Rows from a figure dataset
= = = = = = =

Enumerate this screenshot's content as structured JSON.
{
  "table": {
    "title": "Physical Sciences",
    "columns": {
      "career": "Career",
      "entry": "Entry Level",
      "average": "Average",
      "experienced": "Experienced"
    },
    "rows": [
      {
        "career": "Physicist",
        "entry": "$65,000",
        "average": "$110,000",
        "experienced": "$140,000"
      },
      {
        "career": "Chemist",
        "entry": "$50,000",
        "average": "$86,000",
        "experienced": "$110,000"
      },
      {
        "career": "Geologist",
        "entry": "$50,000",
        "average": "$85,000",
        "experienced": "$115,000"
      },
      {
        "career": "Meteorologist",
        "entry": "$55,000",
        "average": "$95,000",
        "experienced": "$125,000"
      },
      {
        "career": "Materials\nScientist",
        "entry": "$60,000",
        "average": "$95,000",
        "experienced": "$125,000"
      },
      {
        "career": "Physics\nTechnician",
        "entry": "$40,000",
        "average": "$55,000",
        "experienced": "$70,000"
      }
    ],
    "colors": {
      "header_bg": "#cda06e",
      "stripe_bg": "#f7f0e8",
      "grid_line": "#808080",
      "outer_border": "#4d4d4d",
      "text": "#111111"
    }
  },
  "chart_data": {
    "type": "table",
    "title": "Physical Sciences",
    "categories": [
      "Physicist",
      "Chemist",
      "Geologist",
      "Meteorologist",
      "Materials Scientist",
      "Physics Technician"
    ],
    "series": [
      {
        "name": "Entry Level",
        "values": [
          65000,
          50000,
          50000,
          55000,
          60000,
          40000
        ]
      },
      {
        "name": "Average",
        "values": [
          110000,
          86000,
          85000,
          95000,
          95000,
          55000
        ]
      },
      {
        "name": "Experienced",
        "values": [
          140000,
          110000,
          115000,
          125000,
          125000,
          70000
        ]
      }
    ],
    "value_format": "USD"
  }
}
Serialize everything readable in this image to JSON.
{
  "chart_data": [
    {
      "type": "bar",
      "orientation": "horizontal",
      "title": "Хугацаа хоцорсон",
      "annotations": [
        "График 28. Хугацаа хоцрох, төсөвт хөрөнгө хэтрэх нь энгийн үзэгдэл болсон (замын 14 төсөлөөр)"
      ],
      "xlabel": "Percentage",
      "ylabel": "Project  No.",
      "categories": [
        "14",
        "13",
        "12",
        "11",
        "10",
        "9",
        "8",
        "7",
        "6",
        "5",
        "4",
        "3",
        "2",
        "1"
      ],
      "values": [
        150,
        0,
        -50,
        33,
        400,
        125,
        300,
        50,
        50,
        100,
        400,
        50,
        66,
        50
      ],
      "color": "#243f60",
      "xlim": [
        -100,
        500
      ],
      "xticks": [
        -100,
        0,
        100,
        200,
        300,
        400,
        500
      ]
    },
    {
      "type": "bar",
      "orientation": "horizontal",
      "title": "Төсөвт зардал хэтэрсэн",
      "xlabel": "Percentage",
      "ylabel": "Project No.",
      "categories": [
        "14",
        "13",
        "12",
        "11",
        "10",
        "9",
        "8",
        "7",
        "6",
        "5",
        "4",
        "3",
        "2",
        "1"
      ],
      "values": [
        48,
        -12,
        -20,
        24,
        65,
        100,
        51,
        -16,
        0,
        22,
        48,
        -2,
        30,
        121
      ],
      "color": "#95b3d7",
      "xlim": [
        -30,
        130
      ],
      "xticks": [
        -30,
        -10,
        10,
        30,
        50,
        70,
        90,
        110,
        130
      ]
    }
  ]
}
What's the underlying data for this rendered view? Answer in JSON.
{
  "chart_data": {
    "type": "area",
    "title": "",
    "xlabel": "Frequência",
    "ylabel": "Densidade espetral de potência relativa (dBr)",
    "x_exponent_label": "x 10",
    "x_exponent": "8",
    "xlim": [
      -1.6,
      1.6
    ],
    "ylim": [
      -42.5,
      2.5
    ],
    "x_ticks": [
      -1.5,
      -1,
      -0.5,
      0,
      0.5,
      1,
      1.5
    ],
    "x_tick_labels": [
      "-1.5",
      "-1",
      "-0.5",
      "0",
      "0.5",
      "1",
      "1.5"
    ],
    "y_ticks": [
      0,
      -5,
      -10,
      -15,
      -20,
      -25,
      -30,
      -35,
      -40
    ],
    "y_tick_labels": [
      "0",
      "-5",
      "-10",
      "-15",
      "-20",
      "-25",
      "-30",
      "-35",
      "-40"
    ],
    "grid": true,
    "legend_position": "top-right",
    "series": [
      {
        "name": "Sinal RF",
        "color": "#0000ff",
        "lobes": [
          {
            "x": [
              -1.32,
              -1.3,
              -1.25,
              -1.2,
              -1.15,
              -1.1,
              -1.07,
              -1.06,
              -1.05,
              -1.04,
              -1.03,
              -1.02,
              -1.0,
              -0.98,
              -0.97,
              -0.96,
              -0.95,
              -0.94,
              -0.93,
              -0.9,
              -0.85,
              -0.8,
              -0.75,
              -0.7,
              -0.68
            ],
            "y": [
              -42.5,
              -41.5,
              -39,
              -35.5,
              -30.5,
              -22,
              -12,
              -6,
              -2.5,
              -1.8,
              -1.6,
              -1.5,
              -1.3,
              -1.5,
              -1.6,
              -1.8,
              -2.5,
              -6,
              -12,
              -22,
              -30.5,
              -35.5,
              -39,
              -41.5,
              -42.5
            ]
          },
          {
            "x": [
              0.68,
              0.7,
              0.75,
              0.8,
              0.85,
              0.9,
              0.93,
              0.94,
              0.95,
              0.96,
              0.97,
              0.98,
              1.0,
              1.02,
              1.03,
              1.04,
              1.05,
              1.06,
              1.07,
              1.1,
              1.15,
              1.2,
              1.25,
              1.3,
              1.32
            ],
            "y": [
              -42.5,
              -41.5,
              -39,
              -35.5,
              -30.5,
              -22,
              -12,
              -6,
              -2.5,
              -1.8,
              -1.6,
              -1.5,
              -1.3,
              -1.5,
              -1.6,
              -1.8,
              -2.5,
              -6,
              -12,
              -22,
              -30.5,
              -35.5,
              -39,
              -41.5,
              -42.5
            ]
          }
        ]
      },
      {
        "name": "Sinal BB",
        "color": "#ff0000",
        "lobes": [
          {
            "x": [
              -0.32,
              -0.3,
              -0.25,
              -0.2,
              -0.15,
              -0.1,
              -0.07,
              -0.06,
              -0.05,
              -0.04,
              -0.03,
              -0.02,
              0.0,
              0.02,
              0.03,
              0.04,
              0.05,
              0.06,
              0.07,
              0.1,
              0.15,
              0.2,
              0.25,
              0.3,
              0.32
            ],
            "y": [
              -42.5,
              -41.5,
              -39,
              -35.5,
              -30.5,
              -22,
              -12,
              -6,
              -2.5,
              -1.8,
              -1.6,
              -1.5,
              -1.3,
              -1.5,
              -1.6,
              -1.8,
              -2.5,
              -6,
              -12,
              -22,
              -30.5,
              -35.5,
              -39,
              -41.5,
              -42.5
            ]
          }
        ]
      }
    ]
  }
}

= = = = = = =

:: Task goal ::
Write the listing out again, exactly as shown above.

:: Output for this exercise ::
Enumerate this screenshot's content as structured JSON.
{
  "table": {
    "title": "Physical Sciences",
    "columns": {
      "career": "Career",
      "entry": "Entry Level",
      "average": "Average",
      "experienced": "Experienced"
    },
    "rows": [
      {
        "career": "Physicist",
        "entry": "$65,000",
        "average": "$110,000",
        "experienced": "$140,000"
      },
      {
        "career": "Chemist",
        "entry": "$50,000",
        "average": "$86,000",
        "experienced": "$110,000"
      },
      {
        "career": "Geologist",
        "entry": "$50,000",
        "average": "$85,000",
        "experienced": "$115,000"
      },
      {
        "career": "Meteorologist",
        "entry": "$55,000",
        "average": "$95,000",
        "experienced": "$125,000"
      },
      {
        "career": "Materials\nScientist",
        "entry": "$60,000",
        "average": "$95,000",
        "experienced": "$125,000"
      },
      {
        "career": "Physics\nTechnician",
        "entry": "$40,000",
        "average": "$55,000",
        "experienced": "$70,000"
      }
    ],
    "colors": {
      "header_bg": "#cda06e",
      "stripe_bg": "#f7f0e8",
      "grid_line": "#808080",
      "outer_border": "#4d4d4d",
      "text": "#111111"
    }
  },
  "chart_data": {
    "type": "table",
    "title": "Physical Sciences",
    "categories": [
      "Physicist",
      "Chemist",
      "Geologist",
      "Meteorologist",
      "Materials Scientist",
      "Physics Technician"
    ],
    "series": [
      {
        "name": "Entry Level",
        "values": [
          65000,
          50000,
          50000,
          55000,
          60000,
          40000
        ]
      },
      {
        "name": "Average",
        "values": [
          110000,
          86000,
          85000,
          95000,
          95000,
          55000
        ]
      },
      {
        "name": "Experienced",
        "values": [
          140000,
          110000,
          115000,
          125000,
          125000,
          70000
        ]
      }
    ],
    "value_format": "USD"
  }
}
Serialize everything readable in this image to JSON.
{
  "chart_data": [
    {
      "type": "bar",
      "orientation": "horizontal",
      "title": "Хугацаа хоцорсон",
      "annotations": [
        "График 28. Хугацаа хоцрох, төсөвт хөрөнгө хэтрэх нь энгийн үзэгдэл болсон (замын 14 төсөлөөр)"
      ],
      "xlabel": "Percentage",
      "ylabel": "Project  No.",
      "categories": [
        "14",
        "13",
        "12",
        "11",
        "10",
        "9",
        "8",
        "7",
        "6",
        "5",
        "4",
        "3",
        "2",
        "1"
      ],
      "values": [
        150,
        0,
        -50,
        33,
        400,
        125,
        300,
        50,
        50,
        100,
        400,
        50,
        66,
        50
      ],
      "color": "#243f60",
      "xlim": [
        -100,
        500
      ],
      "xticks": [
        -100,
        0,
        100,
        200,
        300,
        400,
        500
      ]
    },
    {
      "type": "bar",
      "orientation": "horizontal",
      "title": "Төсөвт зардал хэтэрсэн",
      "xlabel": "Percentage",
      "ylabel": "Project No.",
      "categories": [
        "14",
        "13",
        "12",
        "11",
        "10",
        "9",
        "8",
        "7",
        "6",
        "5",
        "4",
        "3",
        "2",
        "1"
      ],
      "values": [
        48,
        -12,
        -20,
        24,
        65,
        100,
        51,
        -16,
        0,
        22,
        48,
        -2,
        30,
        121
      ],
      "color": "#95b3d7",
      "xlim": [
        -30,
        130
      ],
      "xticks": [
        -30,
        -10,
        10,
        30,
        50,
        70,
        90,
        110,
        130
      ]
    }
  ]
}
What's the underlying data for this rendered view? Answer in JSON.
{
  "chart_data": {
    "type": "area",
    "title": "",
    "xlabel": "Frequência",
    "ylabel": "Densidade espetral de potência relativa (dBr)",
    "x_exponent_label": "x 10",
    "x_exponent": "8",
    "xlim": [
      -1.6,
      1.6
    ],
    "ylim": [
      -42.5,
      2.5
    ],
    "x_ticks": [
      -1.5,
      -1,
      -0.5,
      0,
      0.5,
      1,
      1.5
    ],
    "x_tick_labels": [
      "-1.5",
      "-1",
      "-0.5",
      "0",
      "0.5",
      "1",
      "1.5"
    ],
    "y_ticks": [
      0,
      -5,
      -10,
      -15,
      -20,
      -25,
      -30,
      -35,
      -40
    ],
    "y_tick_labels": [
      "0",
      "-5",
      "-10",
      "-15",
      "-20",
      "-25",
      "-30",
      "-35",
      "-40"
    ],
    "grid": true,
    "legend_position": "top-right",
    "series": [
      {
        "name": "Sinal RF",
        "color": "#0000ff",
        "lobes": [
          {
            "x": [
              -1.32,
              -1.3,
              -1.25,
              -1.2,
              -1.15,
              -1.1,
              -1.07,
              -1.06,
              -1.05,
              -1.04,
              -1.03,
              -1.02,
              -1.0,
              -0.98,
              -0.97,
              -0.96,
              -0.95,
              -0.94,
              -0.93,
              -0.9,
              -0.85,
              -0.8,
              -0.75,
              -0.7,
              -0.68
            ],
            "y": [
              -42.5,
              -41.5,
              -39,
              -35.5,
              -30.5,
              -22,
              -12,
              -6,
              -2.5,
              -1.8,
              -1.6,
              -1.5,
              -1.3,
              -1.5,
              -1.6,
              -1.8,
              -2.5,
              -6,
              -12,
              -22,
              -30.5,
              -35.5,
              -39,
              -41.5,
              -42.5
            ]
          },
          {
            "x": [
              0.68,
              0.7,
              0.75,
              0.8,
              0.85,
              0.9,
              0.93,
              0.94,
              0.95,
              0.96,
              0.97,
              0.98,
              1.0,
              1.02,
              1.03,
              1.04,
              1.05,
              1.06,
              1.07,
              1.1,
              1.15,
              1.2,
              1.25,
              1.3,
              1.32
            ],
            "y": [
              -42.5,
              -41.5,
              -39,
              -35.5,
              -30.5,
              -22,
              -12,
              -6,
              -2.5,
              -1.8,
              -1.6,
              -1.5,
              -1.3,
              -1.5,
              -1.6,
              -1.8,
              -2.5,
              -6,
              -12,
              -22,
              -30.5,
              -35.5,
              -39,
              -41.5,
              -42.5
            ]
          }
        ]
      },
      {
        "name": "Sinal BB",
        "color": "#ff0000",
        "lobes": [
          {
            "x": [
              -0.32,
              -0.3,
              -0.25,
              -0.2,
              -0.15,
              -0.1,
              -0.07,
              -0.06,
              -0.05,
              -0.04,
              -0.03,
              -0.02,
              0.0,
              0.02,
              0.03,
              0.04,
              0.05,
              0.06,
              0.07,
              0.1,
              0.15,
              0.2,
              0.25,
              0.3,
              0.32
            ],
            "y": [
              -42.5,
              -41.5,
              -39,
              -35.5,
              -30.5,
              -22,
              -12,
              -6,
              -2.5,
              -1.8,
              -1.6,
              -1.5,
              -1.3,
              -1.5,
              -1.6,
              -1.8,
              -2.5,
              -6,
              -12,
              -22,
              -30.5,
              -35.5,
              -39,
              -41.5,
              -42.5
            ]
          }
        ]
      }
    ]
  }
}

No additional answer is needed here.